Document understanding data:
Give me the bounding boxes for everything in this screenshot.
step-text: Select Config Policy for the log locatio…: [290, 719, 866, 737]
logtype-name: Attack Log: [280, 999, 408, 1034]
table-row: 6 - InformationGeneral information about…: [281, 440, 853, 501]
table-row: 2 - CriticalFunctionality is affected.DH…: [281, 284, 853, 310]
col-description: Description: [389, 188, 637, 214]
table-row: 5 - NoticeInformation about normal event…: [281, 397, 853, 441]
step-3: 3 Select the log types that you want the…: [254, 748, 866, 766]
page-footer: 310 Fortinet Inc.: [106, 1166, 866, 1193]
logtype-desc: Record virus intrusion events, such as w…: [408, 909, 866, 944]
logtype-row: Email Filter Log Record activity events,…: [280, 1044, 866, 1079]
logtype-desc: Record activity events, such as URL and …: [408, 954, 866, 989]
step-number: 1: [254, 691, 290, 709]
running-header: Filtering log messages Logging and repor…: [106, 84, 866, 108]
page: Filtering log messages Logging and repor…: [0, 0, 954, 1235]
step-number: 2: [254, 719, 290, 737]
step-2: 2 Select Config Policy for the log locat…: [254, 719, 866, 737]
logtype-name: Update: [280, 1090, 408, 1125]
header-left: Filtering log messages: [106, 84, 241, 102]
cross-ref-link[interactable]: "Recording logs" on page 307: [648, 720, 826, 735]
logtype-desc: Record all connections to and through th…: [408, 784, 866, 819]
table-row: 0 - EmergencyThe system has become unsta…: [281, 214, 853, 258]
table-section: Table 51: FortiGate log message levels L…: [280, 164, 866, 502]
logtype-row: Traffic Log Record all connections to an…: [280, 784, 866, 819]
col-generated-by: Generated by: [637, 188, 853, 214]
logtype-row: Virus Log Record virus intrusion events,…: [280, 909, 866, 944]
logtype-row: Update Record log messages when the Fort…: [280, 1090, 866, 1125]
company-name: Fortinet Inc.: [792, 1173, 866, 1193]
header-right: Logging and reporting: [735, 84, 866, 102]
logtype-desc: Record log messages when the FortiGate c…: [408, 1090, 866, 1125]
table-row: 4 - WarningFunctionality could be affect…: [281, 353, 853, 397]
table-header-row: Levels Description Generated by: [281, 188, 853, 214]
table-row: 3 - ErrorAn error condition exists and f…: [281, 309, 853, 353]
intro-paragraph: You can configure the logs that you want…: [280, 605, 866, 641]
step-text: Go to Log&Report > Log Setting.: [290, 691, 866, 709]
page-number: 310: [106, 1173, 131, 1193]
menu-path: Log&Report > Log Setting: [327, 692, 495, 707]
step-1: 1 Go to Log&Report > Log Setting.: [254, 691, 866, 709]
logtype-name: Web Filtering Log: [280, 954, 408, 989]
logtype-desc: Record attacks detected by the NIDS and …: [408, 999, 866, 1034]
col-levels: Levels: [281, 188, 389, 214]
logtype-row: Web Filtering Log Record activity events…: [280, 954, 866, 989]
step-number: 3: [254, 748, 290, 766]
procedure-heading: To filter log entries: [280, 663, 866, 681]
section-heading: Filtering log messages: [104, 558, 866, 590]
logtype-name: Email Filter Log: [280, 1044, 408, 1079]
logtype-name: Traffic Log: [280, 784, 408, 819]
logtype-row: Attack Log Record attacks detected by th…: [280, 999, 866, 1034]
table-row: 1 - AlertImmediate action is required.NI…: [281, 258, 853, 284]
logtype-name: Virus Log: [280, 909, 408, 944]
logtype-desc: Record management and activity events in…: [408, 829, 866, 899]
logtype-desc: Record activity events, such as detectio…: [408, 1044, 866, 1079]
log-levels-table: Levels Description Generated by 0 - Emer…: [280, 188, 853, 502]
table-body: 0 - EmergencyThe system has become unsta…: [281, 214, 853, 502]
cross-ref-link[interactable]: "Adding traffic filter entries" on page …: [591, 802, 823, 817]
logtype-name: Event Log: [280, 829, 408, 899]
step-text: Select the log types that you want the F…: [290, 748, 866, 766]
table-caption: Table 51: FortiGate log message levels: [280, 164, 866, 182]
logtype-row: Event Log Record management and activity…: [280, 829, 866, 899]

* Goal of the exercise *
The answer should be nothing but the number of lines in this data that include "step".

* Answer to this problem *
9